Task:
Transcribe the material exactly. Images do not belong in the copy.

Excerpted data:
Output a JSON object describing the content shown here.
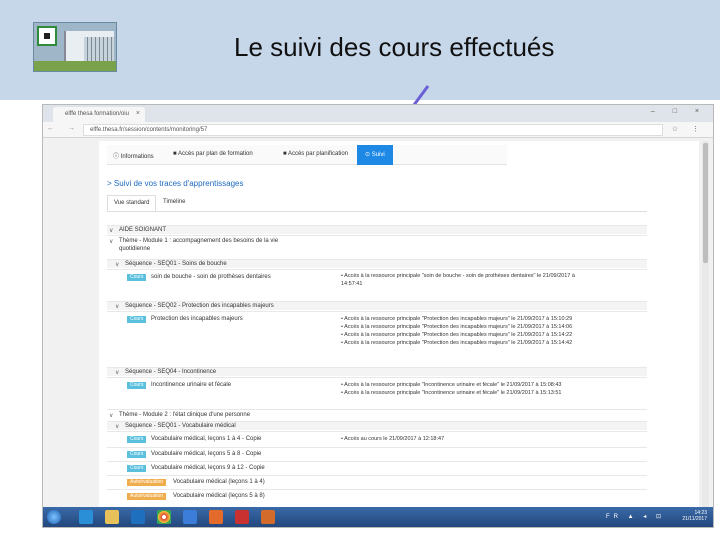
{
  "slide": {
    "title": "Le suivi des cours effectués"
  },
  "browser": {
    "tab_title": "elffe thesa formation/oiu",
    "tab_close": "×",
    "window_controls": "– □ ×",
    "nav_buttons": "← → C",
    "url": "elffe.thesa.fr/session/contents/monitoring/57",
    "addr_right": "☆ ⋮"
  },
  "navbar": {
    "items": [
      {
        "label": "ⓘ Informations",
        "active": false
      },
      {
        "label": "■ Accès par plan de formation",
        "active": false
      },
      {
        "label": "■ Accès par planification",
        "active": false
      },
      {
        "label": "⊙ Suivi",
        "active": true
      }
    ]
  },
  "breadcrumb": "> Suivi de vos traces d'apprentissages",
  "subtabs": [
    "Vue standard",
    "Timeline"
  ],
  "tree": {
    "root": "AIDE SOIGNANT",
    "theme1_line1": "Thème - Module 1 : accompagnement des besoins de la vie",
    "theme1_line2": "quotidienne",
    "seq1": "Séquence - SEQ01 - Soins de bouche",
    "seq1_badge": "Cours",
    "seq1_item": "soin de bouche - soin de prothèses dentaires",
    "seq1_logs": [
      "• Accès à la ressource principale \"soin de bouche - soin de prothèses dentaires\" le 21/09/2017 à",
      "  14:57:41"
    ],
    "seq2": "Séquence - SEQ02 - Protection des incapables majeurs",
    "seq2_badge": "Cours",
    "seq2_item": "Protection des incapables majeurs",
    "seq2_logs": [
      "• Accès à la ressource principale \"Protection des incapables majeurs\" le 21/09/2017 à 15:10:29",
      "• Accès à la ressource principale \"Protection des incapables majeurs\" le 21/09/2017 à 15:14:06",
      "• Accès à la ressource principale \"Protection des incapables majeurs\" le 21/09/2017 à 15:14:22",
      "• Accès à la ressource principale \"Protection des incapables majeurs\" le 21/09/2017 à 15:14:42"
    ],
    "seq4": "Séquence - SEQ04 - Incontinence",
    "seq4_badge": "Cours",
    "seq4_item": "Incontinence urinaire et fécale",
    "seq4_logs": [
      "• Accès à la ressource principale \"Incontinence urinaire et fécale\" le 21/09/2017 à 15:08:43",
      "• Accès à la ressource principale \"Incontinence urinaire et fécale\" le 21/09/2017 à 15:13:51"
    ],
    "theme2": "Thème - Module 2 : l'état clinique d'une personne",
    "seq5": "Séquence - SEQ01 - Vocabulaire médical",
    "seq5_items": [
      {
        "badge": "Cours",
        "label": "Vocabulaire médical, leçons 1 à 4 - Copie",
        "orange": false
      },
      {
        "badge": "Cours",
        "label": "Vocabulaire médical, leçons 5 à 8 - Copie",
        "orange": false
      },
      {
        "badge": "Cours",
        "label": "Vocabulaire médical, leçons 9 à 12 - Copie",
        "orange": false
      },
      {
        "badge": "Autoévaluation",
        "label": "Vocabulaire médical (leçons 1 à 4)",
        "orange": true
      },
      {
        "badge": "Autoévaluation",
        "label": "Vocabulaire médical (leçons 5 à 8)",
        "orange": true
      }
    ],
    "seq5_log": "• Accès au cours le 21/09/2017 à 12:18:47"
  },
  "taskbar": {
    "tray": "FR ▲ ◂ ⊡",
    "time": "14:23",
    "date": "21/11/2017"
  },
  "colors": {
    "header_band": "#c7d7ea",
    "active_tab": "#1e88e5",
    "badge_blue": "#5bc0de",
    "badge_orange": "#f0ad4e",
    "arrow": "#6b5fd6"
  }
}
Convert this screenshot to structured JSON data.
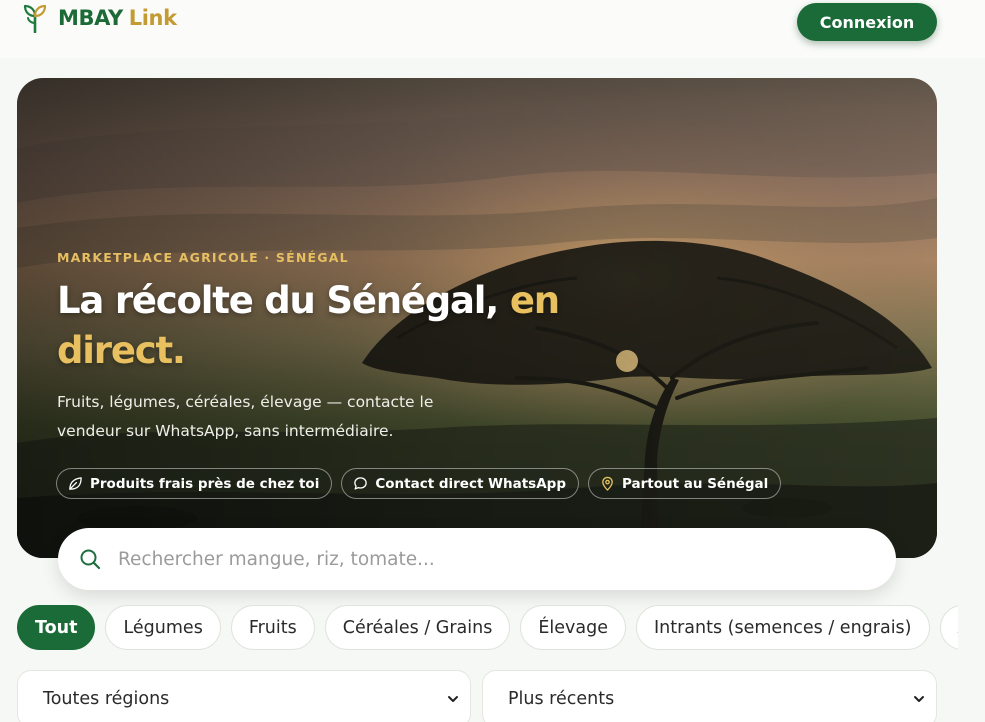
{
  "header": {
    "brand_name": "MBAY",
    "brand_suffix": "Link",
    "login_label": "Connexion"
  },
  "hero": {
    "eyebrow": "MARKETPLACE AGRICOLE · SÉNÉGAL",
    "headline_main": "La récolte du Sénégal,",
    "headline_accent": "en direct.",
    "subtitle": "Fruits, légumes, céréales, élevage — contacte le vendeur sur WhatsApp, sans intermédiaire.",
    "badges": [
      {
        "label": "Produits frais près de chez toi",
        "icon": "leaf-icon"
      },
      {
        "label": "Contact direct WhatsApp",
        "icon": "chat-bubble-icon"
      },
      {
        "label": "Partout au Sénégal",
        "icon": "map-pin-icon"
      }
    ]
  },
  "search": {
    "placeholder": "Rechercher mangue, riz, tomate...",
    "icon": "search-icon"
  },
  "categories": {
    "items": [
      "Tout",
      "Légumes",
      "Fruits",
      "Céréales / Grains",
      "Élevage",
      "Intrants (semences / engrais)",
      "A"
    ],
    "active": "Tout"
  },
  "filters": {
    "region_value": "Toutes régions",
    "sort_value": "Plus récents"
  },
  "colors": {
    "brand_green": "#1a6b37",
    "accent_gold": "#c49a33",
    "headline_gold": "#e8c05f"
  }
}
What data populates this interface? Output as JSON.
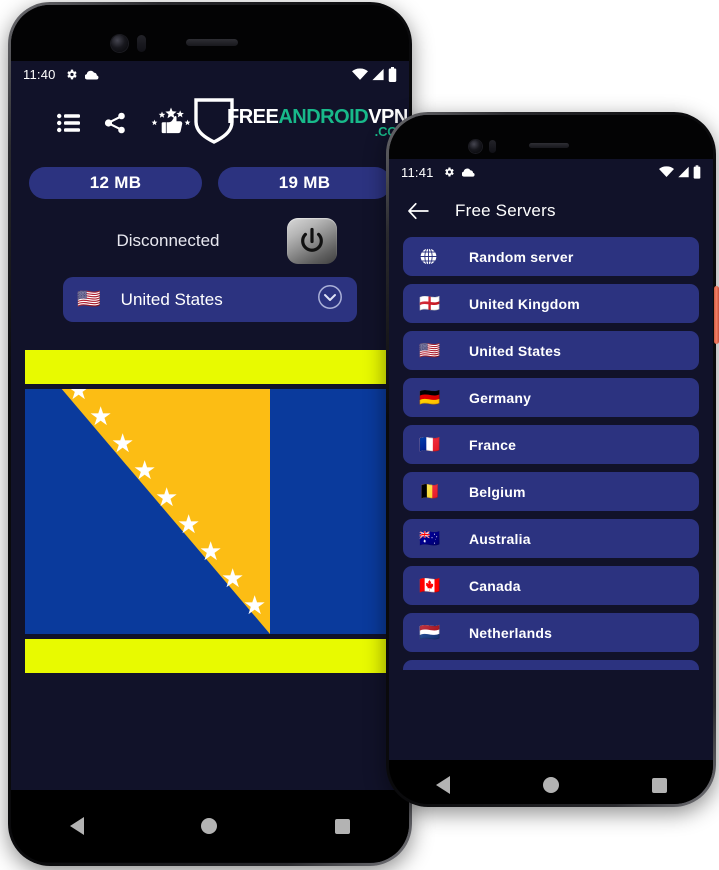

Answer for this exercise:
Output a JSON object describing the content shown here.
{
  "slide": {
    "title": "Le suivi des cours effectués"
  },
  "browser": {
    "tab_title": "elffe thesa formation/oiu",
    "tab_close": "×",
    "window_controls": "– □ ×",
    "nav_buttons": "← → C",
    "url": "elffe.thesa.fr/session/contents/monitoring/57",
    "addr_right": "☆ ⋮"
  },
  "navbar": {
    "items": [
      {
        "label": "ⓘ Informations",
        "active": false
      },
      {
        "label": "■ Accès par plan de formation",
        "active": false
      },
      {
        "label": "■ Accès par planification",
        "active": false
      },
      {
        "label": "⊙ Suivi",
        "active": true
      }
    ]
  },
  "breadcrumb": "> Suivi de vos traces d'apprentissages",
  "subtabs": [
    "Vue standard",
    "Timeline"
  ],
  "tree": {
    "root": "AIDE SOIGNANT",
    "theme1_line1": "Thème - Module 1 : accompagnement des besoins de la vie",
    "theme1_line2": "quotidienne",
    "seq1": "Séquence - SEQ01 - Soins de bouche",
    "seq1_badge": "Cours",
    "seq1_item": "soin de bouche - soin de prothèses dentaires",
    "seq1_logs": [
      "• Accès à la ressource principale \"soin de bouche - soin de prothèses dentaires\" le 21/09/2017 à",
      "  14:57:41"
    ],
    "seq2": "Séquence - SEQ02 - Protection des incapables majeurs",
    "seq2_badge": "Cours",
    "seq2_item": "Protection des incapables majeurs",
    "seq2_logs": [
      "• Accès à la ressource principale \"Protection des incapables majeurs\" le 21/09/2017 à 15:10:29",
      "• Accès à la ressource principale \"Protection des incapables majeurs\" le 21/09/2017 à 15:14:06",
      "• Accès à la ressource principale \"Protection des incapables majeurs\" le 21/09/2017 à 15:14:22",
      "• Accès à la ressource principale \"Protection des incapables majeurs\" le 21/09/2017 à 15:14:42"
    ],
    "seq4": "Séquence - SEQ04 - Incontinence",
    "seq4_badge": "Cours",
    "seq4_item": "Incontinence urinaire et fécale",
    "seq4_logs": [
      "• Accès à la ressource principale \"Incontinence urinaire et fécale\" le 21/09/2017 à 15:08:43",
      "• Accès à la ressource principale \"Incontinence urinaire et fécale\" le 21/09/2017 à 15:13:51"
    ],
    "theme2": "Thème - Module 2 : l'état clinique d'une personne",
    "seq5": "Séquence - SEQ01 - Vocabulaire médical",
    "seq5_items": [
      {
        "badge": "Cours",
        "label": "Vocabulaire médical, leçons 1 à 4 - Copie",
        "orange": false
      },
      {
        "badge": "Cours",
        "label": "Vocabulaire médical, leçons 5 à 8 - Copie",
        "orange": false
      },
      {
        "badge": "Cours",
        "label": "Vocabulaire médical, leçons 9 à 12 - Copie",
        "orange": false
      },
      {
        "badge": "Autoévaluation",
        "label": "Vocabulaire médical (leçons 1 à 4)",
        "orange": true
      },
      {
        "badge": "Autoévaluation",
        "label": "Vocabulaire médical (leçons 5 à 8)",
        "orange": true
      }
    ],
    "seq5_log": "• Accès au cours le 21/09/2017 à 12:18:47"
  },
  "taskbar": {
    "tray": "FR ▲ ◂ ⊡",
    "time": "14:23",
    "date": "21/11/2017"
  },
  "colors": {
    "header_band": "#c7d7ea",
    "active_tab": "#1e88e5",
    "badge_blue": "#5bc0de",
    "badge_orange": "#f0ad4e",
    "arrow": "#6b5fd6"
  }
}
Convert this screenshot to structured JSON data.
{
  "header": {
    "brand_name": "MBAY",
    "brand_suffix": "Link",
    "login_label": "Connexion"
  },
  "hero": {
    "eyebrow": "MARKETPLACE AGRICOLE · SÉNÉGAL",
    "headline_main": "La récolte du Sénégal,",
    "headline_accent": "en direct.",
    "subtitle": "Fruits, légumes, céréales, élevage — contacte le vendeur sur WhatsApp, sans intermédiaire.",
    "badges": [
      {
        "label": "Produits frais près de chez toi",
        "icon": "leaf-icon"
      },
      {
        "label": "Contact direct WhatsApp",
        "icon": "chat-bubble-icon"
      },
      {
        "label": "Partout au Sénégal",
        "icon": "map-pin-icon"
      }
    ]
  },
  "search": {
    "placeholder": "Rechercher mangue, riz, tomate...",
    "icon": "search-icon"
  },
  "categories": {
    "items": [
      "Tout",
      "Légumes",
      "Fruits",
      "Céréales / Grains",
      "Élevage",
      "Intrants (semences / engrais)",
      "A"
    ],
    "active": "Tout"
  },
  "filters": {
    "region_value": "Toutes régions",
    "sort_value": "Plus récents"
  },
  "colors": {
    "brand_green": "#1a6b37",
    "accent_gold": "#c49a33",
    "headline_gold": "#e8c05f"
  }
}
What data populates this interface? Output as JSON.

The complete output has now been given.